Repeat the records below exactly, leaving out any pictures.

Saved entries
** START **
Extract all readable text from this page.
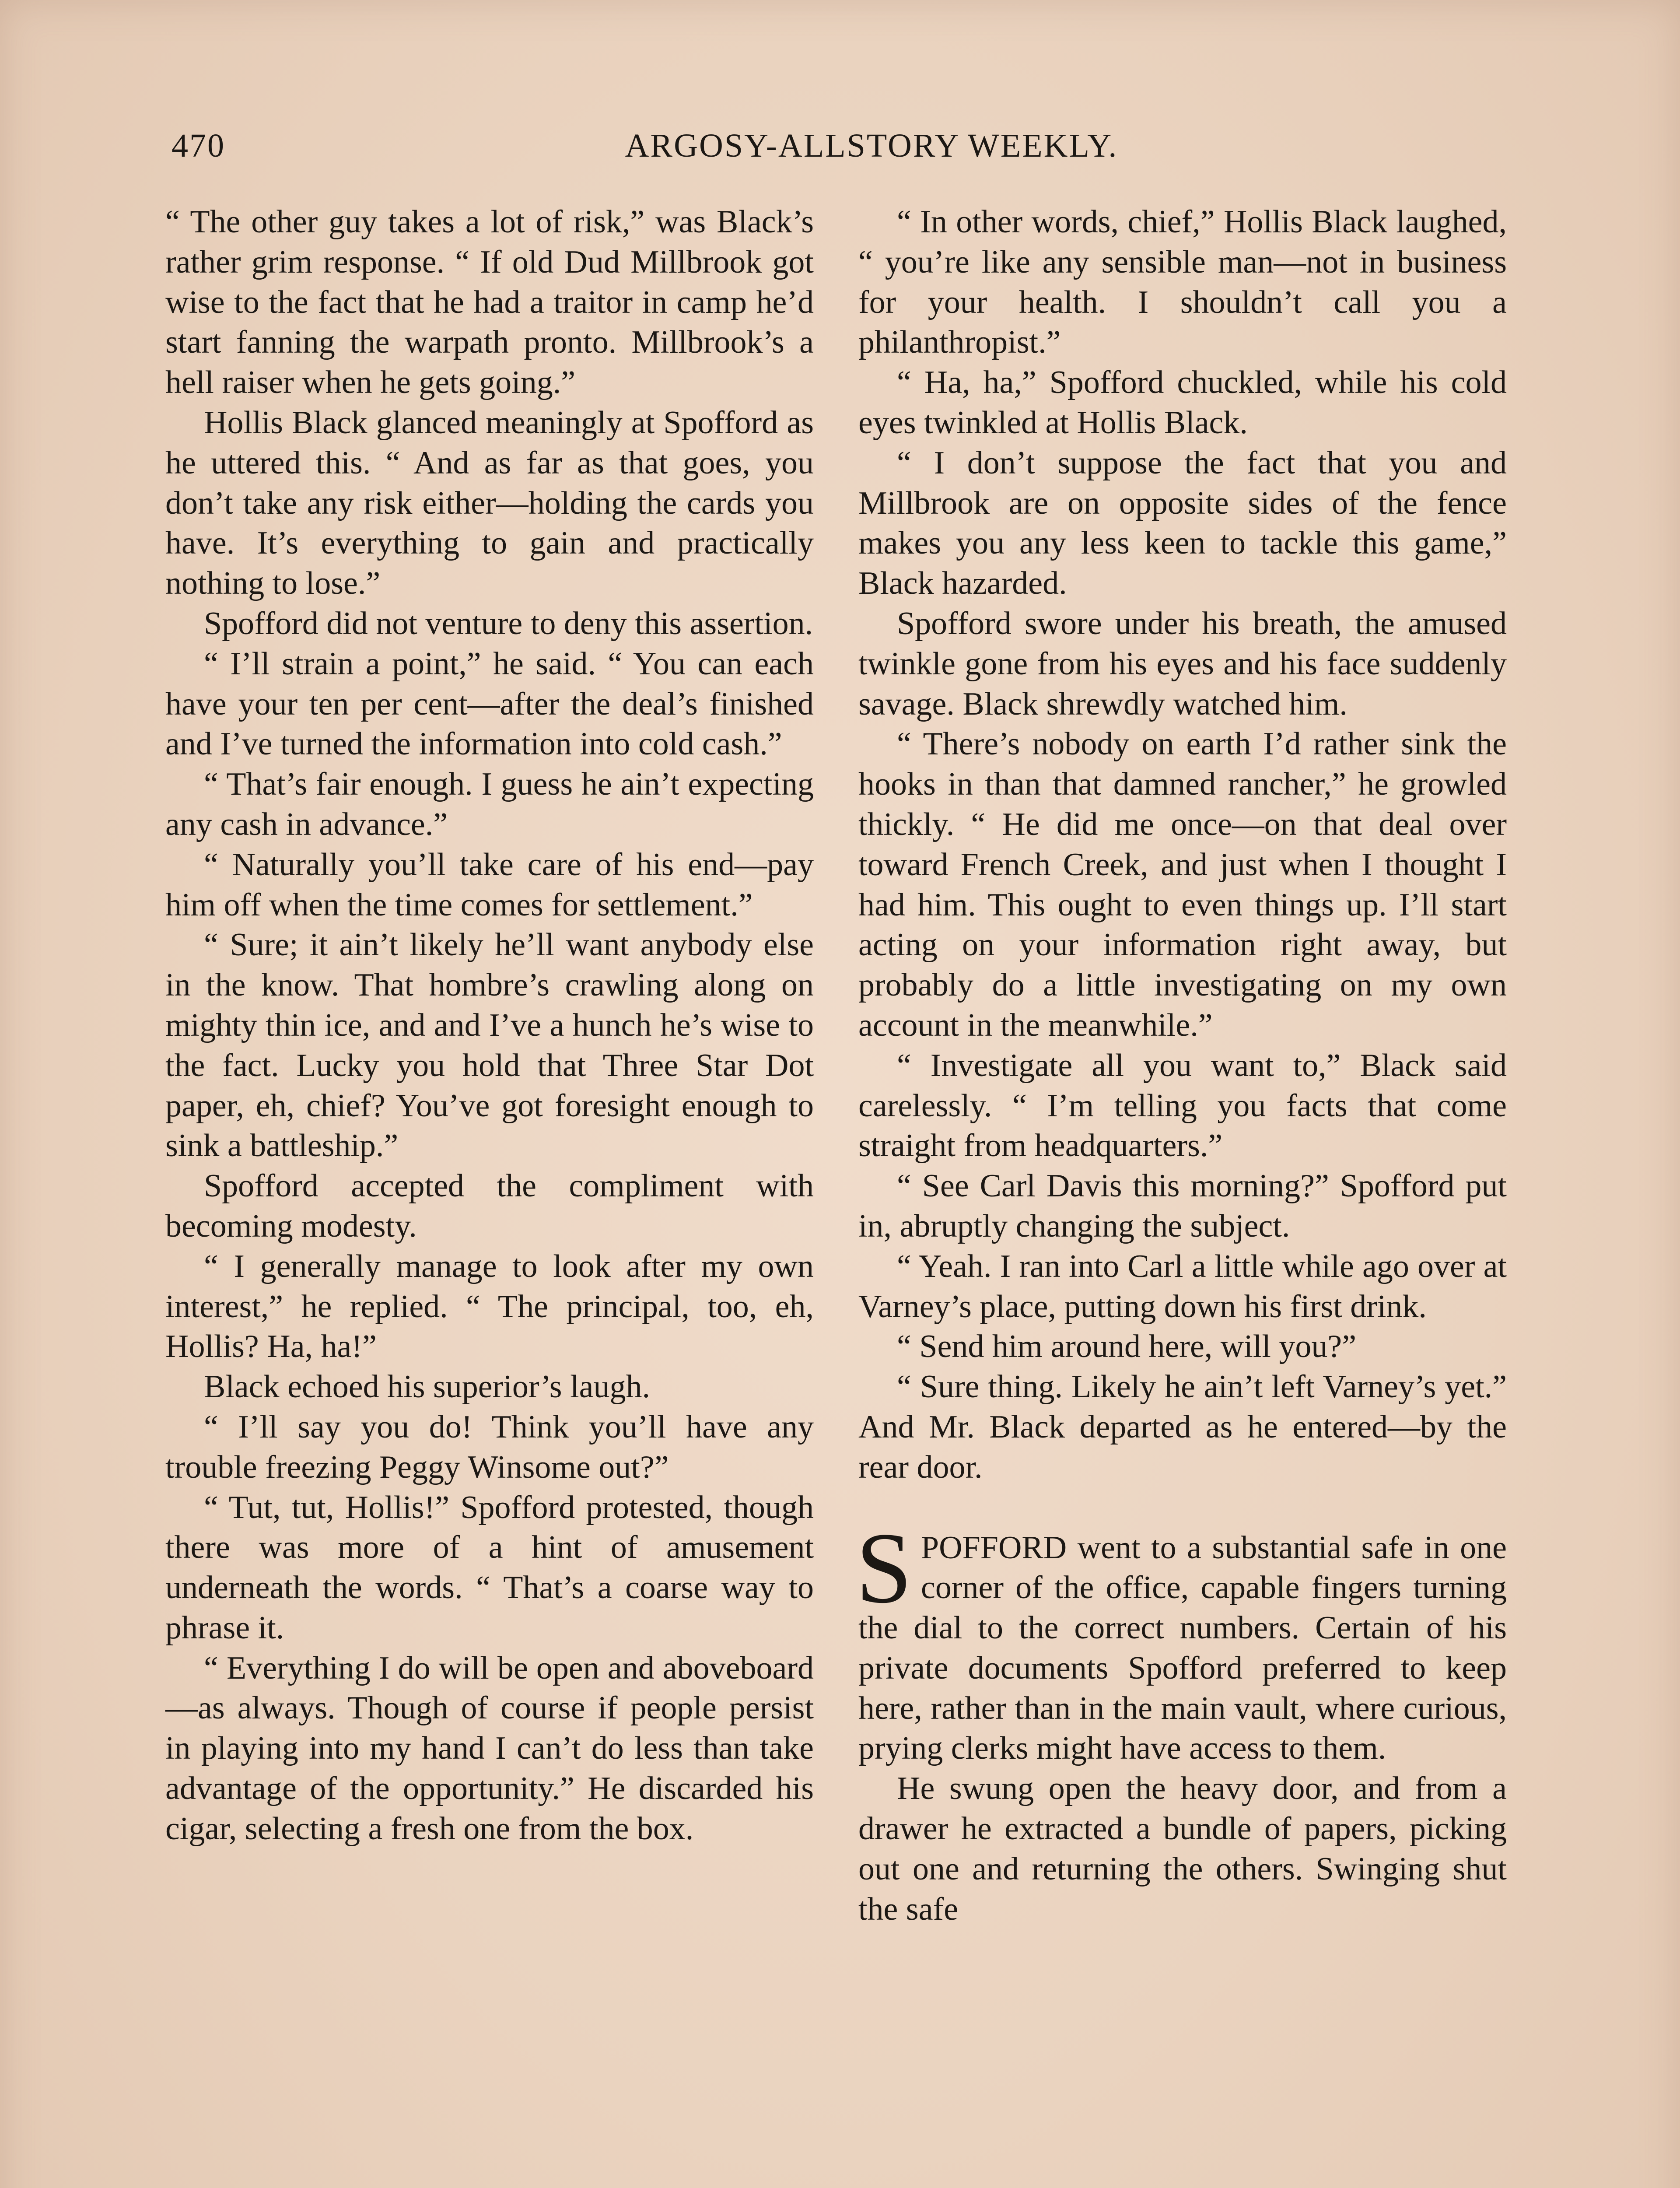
470	ARGOSY-ALLSTORY WEEKLY.

“ The other guy takes a lot of risk,” was Black’s rather grim response. “ If old Dud Millbrook got wise to the fact that he had a traitor in camp he’d start fanning the warpath pronto. Millbrook’s a hell raiser when he gets going.”

Hollis Black glanced meaningly at Spofford as he uttered this. “ And as far as that goes, you don’t take any risk either—holding the cards you have. It’s everything to gain and practically nothing to lose.”

Spofford did not venture to deny this assertion.

“ I’ll strain a point,” he said. “ You can each have your ten per cent—after the deal’s finished and I’ve turned the information into cold cash.”

“ That’s fair enough. I guess he ain’t expecting any cash in advance.”

“ Naturally you’ll take care of his end—pay him off when the time comes for settlement.”

“ Sure; it ain’t likely he’ll want anybody else in the know. That hombre’s crawling along on mighty thin ice, and and I’ve a hunch he’s wise to the fact. Lucky you hold that Three Star Dot paper, eh, chief? You’ve got foresight enough to sink a battleship.”

Spofford accepted the compliment with becoming modesty.

“ I generally manage to look after my own interest,” he replied. “ The principal, too, eh, Hollis? Ha, ha!”

Black echoed his superior’s laugh.

“ I’ll say you do! Think you’ll have any trouble freezing Peggy Winsome out?”

“ Tut, tut, Hollis!” Spofford protested, though there was more of a hint of amusement underneath the words. “ That’s a coarse way to phrase it.

“ Everything I do will be open and aboveboard—as always. Though of course if people persist in playing into my hand I can’t do less than take advantage of the opportunity.” He discarded his cigar, selecting a fresh one from the box.

“ In other words, chief,” Hollis Black laughed, “ you’re like any sensible man—not in business for your health. I shouldn’t call you a philanthropist.”

“ Ha, ha,” Spofford chuckled, while his cold eyes twinkled at Hollis Black.

“ I don’t suppose the fact that you and Millbrook are on opposite sides of the fence makes you any less keen to tackle this game,” Black hazarded.

Spofford swore under his breath, the amused twinkle gone from his eyes and his face suddenly savage. Black shrewdly watched him.

“ There’s nobody on earth I’d rather sink the hooks in than that damned rancher,” he growled thickly. “ He did me once—on that deal over toward French Creek, and just when I thought I had him. This ought to even things up. I’ll start acting on your information right away, but probably do a little investigating on my own account in the meanwhile.”

“ Investigate all you want to,” Black said carelessly. “ I’m telling you facts that come straight from headquarters.”

“ See Carl Davis this morning?” Spofford put in, abruptly changing the subject.

“ Yeah. I ran into Carl a little while ago over at Varney’s place, putting down his first drink.

“ Send him around here, will you?”

“ Sure thing. Likely he ain’t left Varney’s yet.” And Mr. Black departed as he entered—by the rear door.

SPOFFORD went to a substantial safe in one corner of the office, capable fingers turning the dial to the correct numbers. Certain of his private documents Spofford preferred to keep here, rather than in the main vault, where curious, prying clerks might have access to them.

He swung open the heavy door, and from a drawer he extracted a bundle of papers, picking out one and returning the others. Swinging shut the safe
** END **
- **Complete response**:
Extract all readable text from this page.
470	ARGOSY-ALLSTORY WEEKLY.

“ The other guy takes a lot of risk,” was Black’s rather grim response. “ If old Dud Millbrook got wise to the fact that he had a traitor in camp he’d start fanning the warpath pronto. Millbrook’s a hell raiser when he gets going.”

Hollis Black glanced meaningly at Spofford as he uttered this. “ And as far as that goes, you don’t take any risk either—holding the cards you have. It’s everything to gain and practically nothing to lose.”

Spofford did not venture to deny this assertion.

“ I’ll strain a point,” he said. “ You can each have your ten per cent—after the deal’s finished and I’ve turned the information into cold cash.”

“ That’s fair enough. I guess he ain’t expecting any cash in advance.”

“ Naturally you’ll take care of his end—pay him off when the time comes for settlement.”

“ Sure; it ain’t likely he’ll want anybody else in the know. That hombre’s crawling along on mighty thin ice, and and I’ve a hunch he’s wise to the fact. Lucky you hold that Three Star Dot paper, eh, chief? You’ve got foresight enough to sink a battleship.”

Spofford accepted the compliment with becoming modesty.

“ I generally manage to look after my own interest,” he replied. “ The principal, too, eh, Hollis? Ha, ha!”

Black echoed his superior’s laugh.

“ I’ll say you do! Think you’ll have any trouble freezing Peggy Winsome out?”

“ Tut, tut, Hollis!” Spofford protested, though there was more of a hint of amusement underneath the words. “ That’s a coarse way to phrase it.

“ Everything I do will be open and aboveboard—as always. Though of course if people persist in playing into my hand I can’t do less than take advantage of the opportunity.” He discarded his cigar, selecting a fresh one from the box.

“ In other words, chief,” Hollis Black laughed, “ you’re like any sensible man—not in business for your health. I shouldn’t call you a philanthropist.”

“ Ha, ha,” Spofford chuckled, while his cold eyes twinkled at Hollis Black.

“ I don’t suppose the fact that you and Millbrook are on opposite sides of the fence makes you any less keen to tackle this game,” Black hazarded.

Spofford swore under his breath, the amused twinkle gone from his eyes and his face suddenly savage. Black shrewdly watched him.

“ There’s nobody on earth I’d rather sink the hooks in than that damned rancher,” he growled thickly. “ He did me once—on that deal over toward French Creek, and just when I thought I had him. This ought to even things up. I’ll start acting on your information right away, but probably do a little investigating on my own account in the meanwhile.”

“ Investigate all you want to,” Black said carelessly. “ I’m telling you facts that come straight from headquarters.”

“ See Carl Davis this morning?” Spofford put in, abruptly changing the subject.

“ Yeah. I ran into Carl a little while ago over at Varney’s place, putting down his first drink.

“ Send him around here, will you?”

“ Sure thing. Likely he ain’t left Varney’s yet.” And Mr. Black departed as he entered—by the rear door.

SPOFFORD went to a substantial safe in one corner of the office, capable fingers turning the dial to the correct numbers. Certain of his private documents Spofford preferred to keep here, rather than in the main vault, where curious, prying clerks might have access to them.

He swung open the heavy door, and from a drawer he extracted a bundle of papers, picking out one and returning the others. Swinging shut the safe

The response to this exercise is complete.